Data entries for graphics:
** begin **

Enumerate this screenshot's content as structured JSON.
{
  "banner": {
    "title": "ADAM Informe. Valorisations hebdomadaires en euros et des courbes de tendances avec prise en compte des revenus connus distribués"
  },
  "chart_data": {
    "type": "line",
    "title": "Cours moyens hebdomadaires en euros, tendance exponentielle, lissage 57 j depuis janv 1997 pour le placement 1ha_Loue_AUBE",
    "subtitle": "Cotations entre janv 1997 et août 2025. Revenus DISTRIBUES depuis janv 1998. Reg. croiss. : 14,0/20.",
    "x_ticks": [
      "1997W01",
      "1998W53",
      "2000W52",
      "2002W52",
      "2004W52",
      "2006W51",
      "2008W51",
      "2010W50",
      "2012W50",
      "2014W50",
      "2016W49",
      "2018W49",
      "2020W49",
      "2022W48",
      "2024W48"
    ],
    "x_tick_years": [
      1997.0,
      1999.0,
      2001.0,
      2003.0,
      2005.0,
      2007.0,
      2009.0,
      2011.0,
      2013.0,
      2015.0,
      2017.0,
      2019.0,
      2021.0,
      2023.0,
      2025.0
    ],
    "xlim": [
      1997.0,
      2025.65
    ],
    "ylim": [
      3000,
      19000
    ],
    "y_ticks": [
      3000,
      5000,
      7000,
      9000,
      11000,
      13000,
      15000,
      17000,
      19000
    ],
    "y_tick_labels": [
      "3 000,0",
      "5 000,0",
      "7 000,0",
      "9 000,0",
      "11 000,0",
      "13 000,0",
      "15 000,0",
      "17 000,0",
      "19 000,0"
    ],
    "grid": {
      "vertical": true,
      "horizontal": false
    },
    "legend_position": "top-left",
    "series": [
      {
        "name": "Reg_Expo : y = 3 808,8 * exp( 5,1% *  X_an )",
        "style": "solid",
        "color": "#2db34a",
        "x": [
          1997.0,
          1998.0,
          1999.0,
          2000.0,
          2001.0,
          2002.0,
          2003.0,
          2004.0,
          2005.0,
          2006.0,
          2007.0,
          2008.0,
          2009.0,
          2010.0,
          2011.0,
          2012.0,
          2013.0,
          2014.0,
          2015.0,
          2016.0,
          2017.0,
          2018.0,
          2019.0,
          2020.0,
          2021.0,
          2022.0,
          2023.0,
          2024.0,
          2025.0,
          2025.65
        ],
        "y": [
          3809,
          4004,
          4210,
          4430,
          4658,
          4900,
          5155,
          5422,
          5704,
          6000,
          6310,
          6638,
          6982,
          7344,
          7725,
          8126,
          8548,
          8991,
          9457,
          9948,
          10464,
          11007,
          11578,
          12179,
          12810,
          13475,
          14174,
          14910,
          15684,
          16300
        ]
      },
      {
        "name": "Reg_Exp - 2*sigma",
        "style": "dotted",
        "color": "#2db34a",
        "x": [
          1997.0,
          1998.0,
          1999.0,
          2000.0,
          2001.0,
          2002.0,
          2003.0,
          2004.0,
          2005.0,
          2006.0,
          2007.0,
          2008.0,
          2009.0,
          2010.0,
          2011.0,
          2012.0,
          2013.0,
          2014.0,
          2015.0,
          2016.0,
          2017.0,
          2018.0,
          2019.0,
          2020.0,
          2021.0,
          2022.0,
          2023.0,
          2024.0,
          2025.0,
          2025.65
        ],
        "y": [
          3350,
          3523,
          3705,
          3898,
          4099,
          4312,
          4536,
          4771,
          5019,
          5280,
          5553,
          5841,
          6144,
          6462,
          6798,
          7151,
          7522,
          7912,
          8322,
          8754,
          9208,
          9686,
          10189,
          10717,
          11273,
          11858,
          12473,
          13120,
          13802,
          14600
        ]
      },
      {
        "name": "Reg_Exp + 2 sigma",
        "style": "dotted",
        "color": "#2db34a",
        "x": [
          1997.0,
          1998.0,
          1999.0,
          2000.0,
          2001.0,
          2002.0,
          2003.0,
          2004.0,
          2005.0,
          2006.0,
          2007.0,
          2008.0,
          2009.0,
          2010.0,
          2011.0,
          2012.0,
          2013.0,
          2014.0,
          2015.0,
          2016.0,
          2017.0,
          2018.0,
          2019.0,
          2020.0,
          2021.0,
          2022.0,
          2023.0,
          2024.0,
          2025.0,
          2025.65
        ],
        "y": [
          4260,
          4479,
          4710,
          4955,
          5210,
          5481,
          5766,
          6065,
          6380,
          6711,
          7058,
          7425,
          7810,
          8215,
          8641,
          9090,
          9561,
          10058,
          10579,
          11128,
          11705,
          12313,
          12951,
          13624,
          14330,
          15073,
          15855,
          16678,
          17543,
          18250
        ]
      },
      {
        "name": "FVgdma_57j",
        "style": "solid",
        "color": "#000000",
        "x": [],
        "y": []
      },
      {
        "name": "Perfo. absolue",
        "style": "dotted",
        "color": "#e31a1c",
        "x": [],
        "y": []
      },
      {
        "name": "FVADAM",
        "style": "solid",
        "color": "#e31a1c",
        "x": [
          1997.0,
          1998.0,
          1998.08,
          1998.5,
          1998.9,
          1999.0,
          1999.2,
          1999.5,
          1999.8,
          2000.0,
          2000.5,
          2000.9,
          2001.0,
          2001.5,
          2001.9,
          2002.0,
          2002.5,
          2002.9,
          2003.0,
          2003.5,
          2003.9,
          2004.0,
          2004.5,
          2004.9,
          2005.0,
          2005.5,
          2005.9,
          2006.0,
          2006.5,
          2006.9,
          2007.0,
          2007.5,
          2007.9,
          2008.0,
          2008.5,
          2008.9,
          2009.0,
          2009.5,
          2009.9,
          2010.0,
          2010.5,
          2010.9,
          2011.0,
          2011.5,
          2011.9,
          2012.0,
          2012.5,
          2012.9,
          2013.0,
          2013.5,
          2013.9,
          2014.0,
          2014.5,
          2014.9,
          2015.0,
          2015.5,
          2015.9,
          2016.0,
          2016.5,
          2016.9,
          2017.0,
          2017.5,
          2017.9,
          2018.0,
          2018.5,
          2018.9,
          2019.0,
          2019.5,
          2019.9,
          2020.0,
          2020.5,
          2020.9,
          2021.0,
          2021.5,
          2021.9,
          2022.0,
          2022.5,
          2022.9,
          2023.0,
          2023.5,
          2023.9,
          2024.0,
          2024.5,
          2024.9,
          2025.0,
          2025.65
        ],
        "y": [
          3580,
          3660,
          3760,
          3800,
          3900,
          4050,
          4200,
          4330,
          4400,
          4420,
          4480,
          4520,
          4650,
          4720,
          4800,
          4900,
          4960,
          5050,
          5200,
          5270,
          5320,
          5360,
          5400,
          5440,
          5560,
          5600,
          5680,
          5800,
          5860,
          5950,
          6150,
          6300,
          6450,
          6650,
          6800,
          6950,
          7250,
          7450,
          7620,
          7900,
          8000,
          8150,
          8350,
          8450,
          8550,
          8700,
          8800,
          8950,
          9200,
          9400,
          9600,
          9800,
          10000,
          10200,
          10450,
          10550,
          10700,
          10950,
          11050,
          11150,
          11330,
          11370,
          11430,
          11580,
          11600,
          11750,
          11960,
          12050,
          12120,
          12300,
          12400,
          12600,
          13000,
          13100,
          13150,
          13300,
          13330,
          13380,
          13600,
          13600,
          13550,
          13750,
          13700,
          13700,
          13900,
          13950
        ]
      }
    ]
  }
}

** end **
** begin **

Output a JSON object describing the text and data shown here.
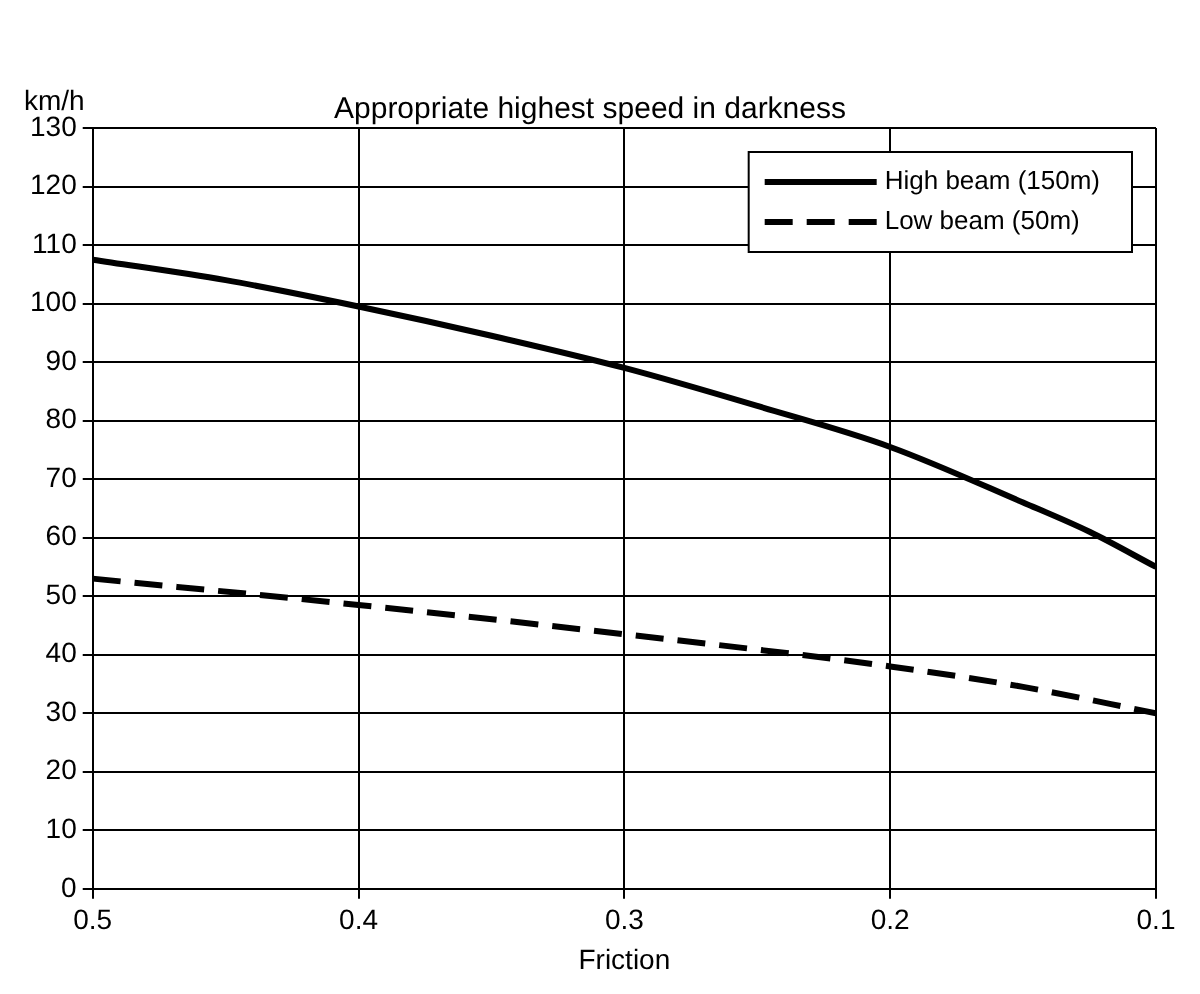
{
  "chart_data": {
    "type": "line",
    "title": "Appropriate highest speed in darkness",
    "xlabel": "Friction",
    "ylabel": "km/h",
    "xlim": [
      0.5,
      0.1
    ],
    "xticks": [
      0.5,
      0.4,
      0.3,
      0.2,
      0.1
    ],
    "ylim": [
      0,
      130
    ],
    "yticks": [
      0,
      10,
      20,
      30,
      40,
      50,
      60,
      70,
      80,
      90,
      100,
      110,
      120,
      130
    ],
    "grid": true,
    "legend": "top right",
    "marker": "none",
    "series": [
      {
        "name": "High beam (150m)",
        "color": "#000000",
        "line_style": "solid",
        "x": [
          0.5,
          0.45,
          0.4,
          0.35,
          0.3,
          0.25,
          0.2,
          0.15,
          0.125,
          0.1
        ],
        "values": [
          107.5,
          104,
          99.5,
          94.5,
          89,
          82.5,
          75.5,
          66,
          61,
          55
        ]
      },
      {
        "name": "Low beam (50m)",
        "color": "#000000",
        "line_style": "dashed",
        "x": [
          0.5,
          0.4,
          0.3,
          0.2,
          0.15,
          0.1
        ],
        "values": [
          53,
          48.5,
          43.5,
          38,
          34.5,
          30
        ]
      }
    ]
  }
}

** end **

→ **Task to complete**
Determine how many lines of the records above contain the word "janv", and report only that number.

→ **Solution**
2